>> begin Stored records
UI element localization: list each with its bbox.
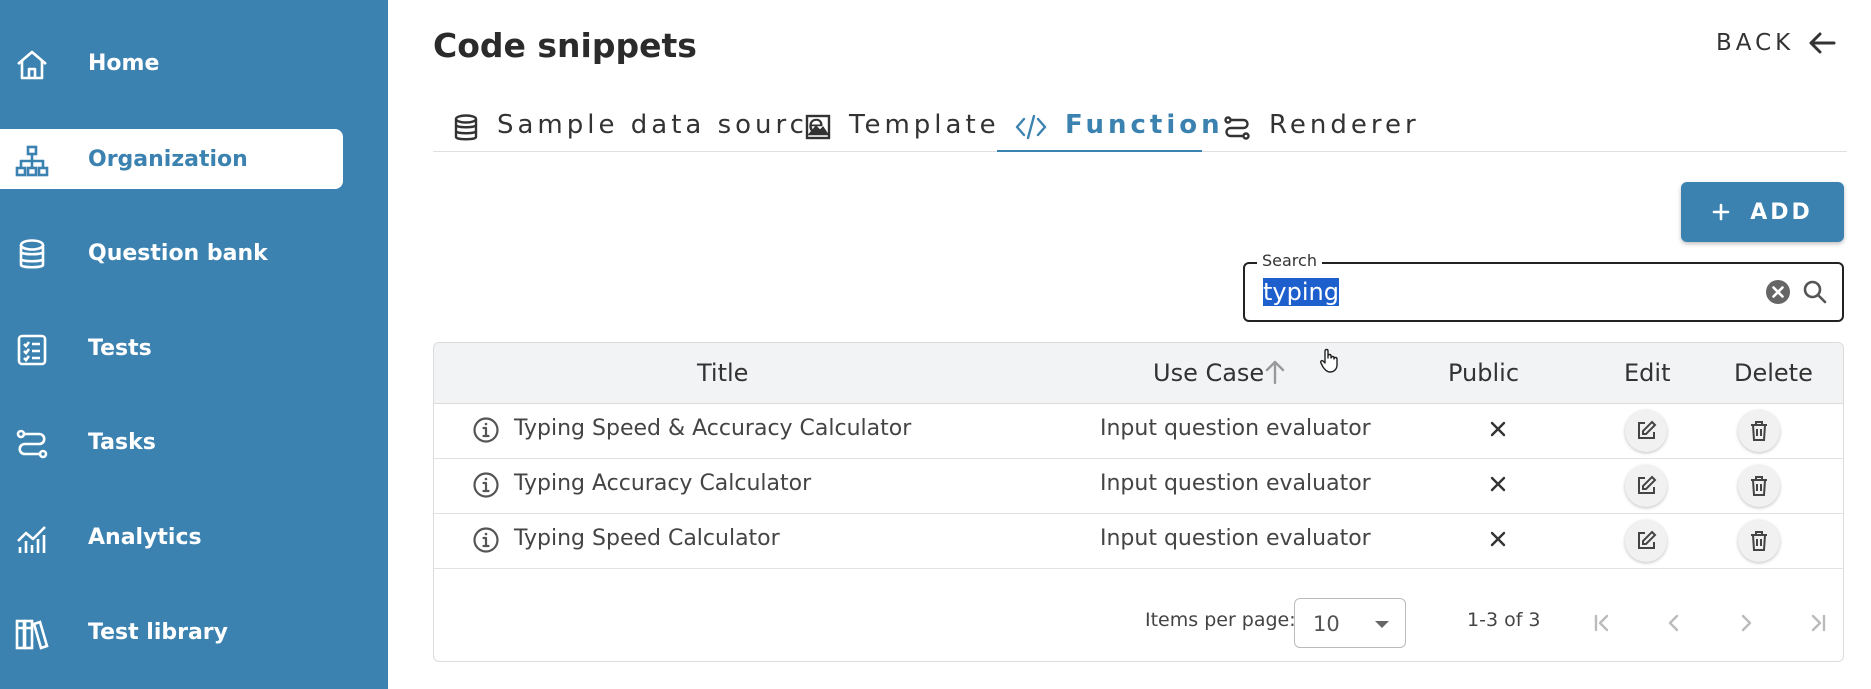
first-page-button[interactable] (1584, 605, 1620, 641)
home-icon (17, 50, 47, 80)
snippet-tabs: Sample data source Template Function Ren… (433, 110, 1847, 152)
row-title: Typing Speed Calculator (514, 526, 780, 551)
edit-button[interactable] (1625, 465, 1667, 507)
close-icon (1490, 531, 1506, 547)
delete-button[interactable] (1738, 465, 1780, 507)
sidebar-item-test-library[interactable]: Test library (0, 602, 343, 662)
plus-icon (1712, 203, 1730, 221)
sort-ascending-icon[interactable] (1264, 359, 1286, 385)
sidebar-item-label: Organization (88, 146, 248, 172)
chart-icon (17, 526, 46, 553)
row-title: Typing Accuracy Calculator (514, 471, 812, 496)
row-use-case: Input question evaluator (1100, 416, 1371, 441)
previous-page-button[interactable] (1656, 605, 1692, 641)
edit-icon (1638, 420, 1657, 439)
sidebar-item-label: Tasks (88, 429, 156, 455)
database-icon (454, 114, 478, 141)
tab-renderer[interactable]: Renderer (1223, 110, 1420, 152)
column-header-public: Public (1448, 359, 1520, 387)
chevron-right-icon (1741, 614, 1752, 632)
checklist-icon (17, 334, 47, 366)
sidebar-item-tasks[interactable]: Tasks (0, 412, 343, 472)
close-icon (1490, 476, 1506, 492)
sidebar-item-tests[interactable]: Tests (0, 318, 343, 378)
snippets-table: Title Use Case Public Edit Delete Typing… (433, 342, 1844, 662)
page-range: 1-3 of 3 (1467, 609, 1541, 631)
active-tab-indicator (997, 150, 1202, 152)
page-title: Code snippets (433, 26, 697, 65)
info-icon[interactable] (472, 471, 500, 499)
column-header-edit: Edit (1624, 359, 1671, 387)
sidebar-item-label: Test library (88, 619, 228, 645)
route-icon (1224, 116, 1250, 140)
back-label: BACK (1716, 30, 1795, 56)
first-page-icon (1594, 614, 1609, 632)
row-use-case: Input question evaluator (1100, 526, 1371, 551)
edit-button[interactable] (1625, 410, 1667, 452)
row-use-case: Input question evaluator (1100, 471, 1371, 496)
sidebar-item-analytics[interactable]: Analytics (0, 507, 343, 567)
table-row[interactable]: Typing Accuracy Calculator Input questio… (434, 459, 1843, 514)
books-icon (15, 619, 49, 650)
image-icon (805, 114, 831, 140)
close-icon (1490, 421, 1506, 437)
caret-down-icon (1375, 621, 1389, 628)
search-label: Search (1257, 251, 1322, 270)
hand-cursor-icon (1320, 348, 1338, 373)
next-page-button[interactable] (1728, 605, 1764, 641)
tab-label: Template (849, 110, 1000, 140)
arrow-left-icon (1809, 32, 1836, 54)
add-label: ADD (1750, 199, 1813, 225)
delete-button[interactable] (1738, 520, 1780, 562)
back-button[interactable]: BACK (1716, 30, 1836, 56)
table-header: Title Use Case Public Edit Delete (434, 343, 1843, 404)
search-input[interactable]: typing (1263, 278, 1743, 306)
info-icon[interactable] (472, 416, 500, 444)
column-header-delete: Delete (1734, 359, 1813, 387)
sidebar-item-label: Analytics (88, 524, 202, 550)
edit-icon (1638, 475, 1657, 494)
clear-icon[interactable] (1765, 279, 1791, 305)
sidebar: Home Organization Question bank Tests Ta… (0, 0, 388, 689)
search-icon[interactable] (1802, 279, 1828, 305)
tab-label: Function (1065, 110, 1224, 140)
tab-label: Sample data source (497, 110, 828, 140)
sidebar-item-organization[interactable]: Organization (0, 129, 343, 189)
items-per-page-value: 10 (1313, 612, 1340, 636)
search-value: typing (1263, 278, 1339, 306)
column-header-title[interactable]: Title (697, 359, 748, 387)
items-per-page-select[interactable]: 10 (1294, 598, 1406, 648)
table-row[interactable]: Typing Speed Calculator Input question e… (434, 514, 1843, 569)
trash-icon (1751, 476, 1767, 496)
sidebar-item-question-bank[interactable]: Question bank (0, 223, 343, 283)
sidebar-item-label: Tests (88, 335, 152, 361)
pagination: Items per page: 10 1-3 of 3 (434, 585, 1843, 661)
edit-button[interactable] (1625, 520, 1667, 562)
info-icon[interactable] (472, 526, 500, 554)
tab-sample-data-source[interactable]: Sample data source (453, 110, 828, 152)
sidebar-item-home[interactable]: Home (0, 33, 343, 93)
delete-button[interactable] (1738, 410, 1780, 452)
trash-icon (1751, 421, 1767, 441)
last-page-button[interactable] (1800, 605, 1836, 641)
row-title: Typing Speed & Accuracy Calculator (514, 416, 912, 441)
tab-label: Renderer (1269, 110, 1420, 140)
code-icon (1015, 114, 1047, 140)
trash-icon (1751, 531, 1767, 551)
sidebar-item-label: Question bank (88, 240, 268, 266)
sidebar-item-label: Home (88, 50, 160, 76)
tab-template[interactable]: Template (805, 110, 1000, 152)
edit-icon (1638, 530, 1657, 549)
add-button[interactable]: ADD (1681, 182, 1844, 242)
chevron-left-icon (1668, 614, 1679, 632)
column-header-use-case[interactable]: Use Case (1153, 359, 1264, 387)
table-row[interactable]: Typing Speed & Accuracy Calculator Input… (434, 404, 1843, 459)
items-per-page-label: Items per page: (1145, 609, 1296, 631)
search-field[interactable]: typing (1243, 262, 1844, 322)
route-icon (16, 429, 48, 459)
tab-function[interactable]: Function (1015, 110, 1224, 152)
org-tree-icon (15, 145, 49, 177)
last-page-icon (1811, 614, 1826, 632)
database-icon (19, 239, 45, 269)
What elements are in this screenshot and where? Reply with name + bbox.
>> end Stored records
Please arrange every line of the items above as a Markdown table with the columns No. and Line, numbering the rows, skipping blank lines and leaving out the pictures.

| No. | Line |
|---|---|
| 1 | UI element localization: list each with its bbox. |
| 2 | first-page-button[interactable] (1584, 605, 1620, 641) |
| 3 | home-icon (17, 50, 47, 80) |
| 4 | snippet-tabs: Sample data source Template Function Ren… (433, 110, 1847, 152) |
| 5 | row-title: Typing Speed Calculator (514, 526, 780, 551) |
| 6 | edit-button[interactable] (1625, 465, 1667, 507) |
| 7 | close-icon (1490, 531, 1506, 547) |
| 8 | delete-button[interactable] (1738, 465, 1780, 507) |
| 9 | sidebar-item-test-library[interactable]: Test library (0, 602, 343, 662) |
| 10 | plus-icon (1712, 203, 1730, 221) |
| 11 | sort-ascending-icon[interactable] (1264, 359, 1286, 385) |
| 12 | sidebar-item-label: Organization (88, 146, 248, 172) |
| 13 | chart-icon (17, 526, 46, 553) |
| 14 | row-title: Typing Accuracy Calculator (514, 471, 812, 496) |
| 15 | row-use-case: Input question evaluator (1100, 416, 1371, 441) |
| 16 | previous-page-button[interactable] (1656, 605, 1692, 641) |
| 17 | edit-icon (1638, 420, 1657, 439) |
| 18 | sidebar-item-label: Tasks (88, 429, 156, 455) |
| 19 | database-icon (454, 114, 478, 141) |
| 20 | tab-renderer[interactable]: Renderer (1223, 110, 1420, 152) |
| 21 | column-header-public: Public (1448, 359, 1520, 387) |
| 22 | chevron-right-icon (1741, 614, 1752, 632) |
| 23 | checklist-icon (17, 334, 47, 366) |
| 24 | sidebar-item-tasks[interactable]: Tasks (0, 412, 343, 472) |
| 25 | close-icon (1490, 476, 1506, 492) |
| 26 | sidebar-item-tests[interactable]: Tests (0, 318, 343, 378) |
| 27 | snippets-table: Title Use Case Public Edit Delete Typing… (433, 342, 1844, 662) |
| 28 | page-range: 1-3 of 3 (1467, 609, 1541, 631) |
| 29 | active-tab-indicator (997, 150, 1202, 152) |
| 30 | page-title: Code snippets (433, 26, 697, 65) |
| 31 | info-icon[interactable] (472, 471, 500, 499) |
| 32 | column-header-edit: Edit (1624, 359, 1671, 387) |
| 33 | sidebar-item-label: Test library (88, 619, 228, 645) |
| 34 | route-icon (1224, 116, 1250, 140) |
| 35 | back-label: BACK (1716, 30, 1795, 56) |
| 36 | first-page-icon (1594, 614, 1609, 632) |
| 37 | row-use-case: Input question evaluator (1100, 526, 1371, 551) |
| 38 | edit-button[interactable] (1625, 410, 1667, 452) |
| 39 | row-use-case: Input question evaluator (1100, 471, 1371, 496) |
| 40 | sidebar-item-analytics[interactable]: Analytics (0, 507, 343, 567) |
| 41 | table-row[interactable]: Typing Accuracy Calculator Input questio… (434, 459, 1843, 514) |
| 42 | books-icon (15, 619, 49, 650) |
| 43 | image-icon (805, 114, 831, 140) |
| 44 | close-icon (1490, 421, 1506, 437) |
| 45 | caret-down-icon (1375, 621, 1389, 628) |
| 46 | search-label: Search (1257, 251, 1322, 270) |
| 47 | hand-cursor-icon (1320, 348, 1338, 373) |
| 48 | next-page-button[interactable] (1728, 605, 1764, 641) |
| 49 | tab-label: Template (849, 110, 1000, 140) |
| 50 | arrow-left-icon (1809, 32, 1836, 54) |
| 51 | add-label: ADD (1750, 199, 1813, 225) |
| 52 | delete-button[interactable] (1738, 520, 1780, 562) |
| 53 | back-button[interactable]: BACK (1716, 30, 1836, 56) |
| 54 | table-header: Title Use Case Public Edit Delete (434, 343, 1843, 404) |
| 55 | search-input[interactable]: typing (1263, 278, 1743, 306) |
| 56 | info-icon[interactable] (472, 416, 500, 444) |
| 57 | column-header-delete: Delete (1734, 359, 1813, 387) |
| 58 | sidebar-item-label: Analytics (88, 524, 202, 550) |
| 59 | edit-icon (1638, 475, 1657, 494) |
| 60 | clear-icon[interactable] (1765, 279, 1791, 305) |
| 61 | sidebar: Home Organization Question bank Tests Ta… (0, 0, 388, 689) |
| 62 | search-icon[interactable] (1802, 279, 1828, 305) |
| 63 | tab-label: Function (1065, 110, 1224, 140) |
| 64 | tab-label: Sample data source (497, 110, 828, 140) |
| 65 | sidebar-item-organization[interactable]: Organization (0, 129, 343, 189) |
| 66 | items-per-page-value: 10 (1313, 612, 1340, 636) |
| 67 | search-value: typing (1263, 278, 1339, 306) |
| 68 | column-header-title[interactable]: Title (697, 359, 748, 387) |
| 69 | items-per-page-select[interactable]: 10 (1294, 598, 1406, 648) |
| 70 | table-row[interactable]: Typing Speed Calculator Input question e… (434, 514, 1843, 569) |
| 71 | trash-icon (1751, 476, 1767, 496) |
| 72 | sidebar-item-question-bank[interactable]: Question bank (0, 223, 343, 283) |
| 73 | sidebar-item-label: Tests (88, 335, 152, 361) |
| 74 | pagination: Items per page: 10 1-3 of 3 (434, 585, 1843, 661) |
| 75 | edit-button[interactable] (1625, 520, 1667, 562) |
| 76 | info-icon[interactable] (472, 526, 500, 554) |
| 77 | tab-sample-data-source[interactable]: Sample data source (453, 110, 828, 152) |
| 78 | sidebar-item-home[interactable]: Home (0, 33, 343, 93) |
| 79 | delete-button[interactable] (1738, 410, 1780, 452) |
| 80 | trash-icon (1751, 421, 1767, 441) |
| 81 | last-page-button[interactable] (1800, 605, 1836, 641) |
| 82 | row-title: Typing Speed & Accuracy Calculator (514, 416, 912, 441) |
| 83 | tab-label: Renderer (1269, 110, 1420, 140) |
| 84 | code-icon (1015, 114, 1047, 140) |
| 85 | trash-icon (1751, 531, 1767, 551) |
| 86 | sidebar-item-label: Question bank (88, 240, 268, 266) |
| 87 | sidebar-item-label: Home (88, 50, 160, 76) |
| 88 | tab-template[interactable]: Template (805, 110, 1000, 152) |
| 89 | edit-icon (1638, 530, 1657, 549) |
| 90 | add-button[interactable]: ADD (1681, 182, 1844, 242) |
| 91 | chevron-left-icon (1668, 614, 1679, 632) |
| 92 | column-header-use-case[interactable]: Use Case (1153, 359, 1264, 387) |
| 93 | table-row[interactable]: Typing Speed & Accuracy Calculator Input… (434, 404, 1843, 459) |
| 94 | items-per-page-label: Items per page: (1145, 609, 1296, 631) |
| 95 | search-field[interactable]: typing (1243, 262, 1844, 322) |
| 96 | route-icon (16, 429, 48, 459) |
| 97 | tab-function[interactable]: Function (1015, 110, 1224, 152) |
| 98 | org-tree-icon (15, 145, 49, 177) |
| 99 | last-page-icon (1811, 614, 1826, 632) |
| 100 | database-icon (19, 239, 45, 269) |
| 101 | What elements are in this screenshot and where? Reply with name + bbox. |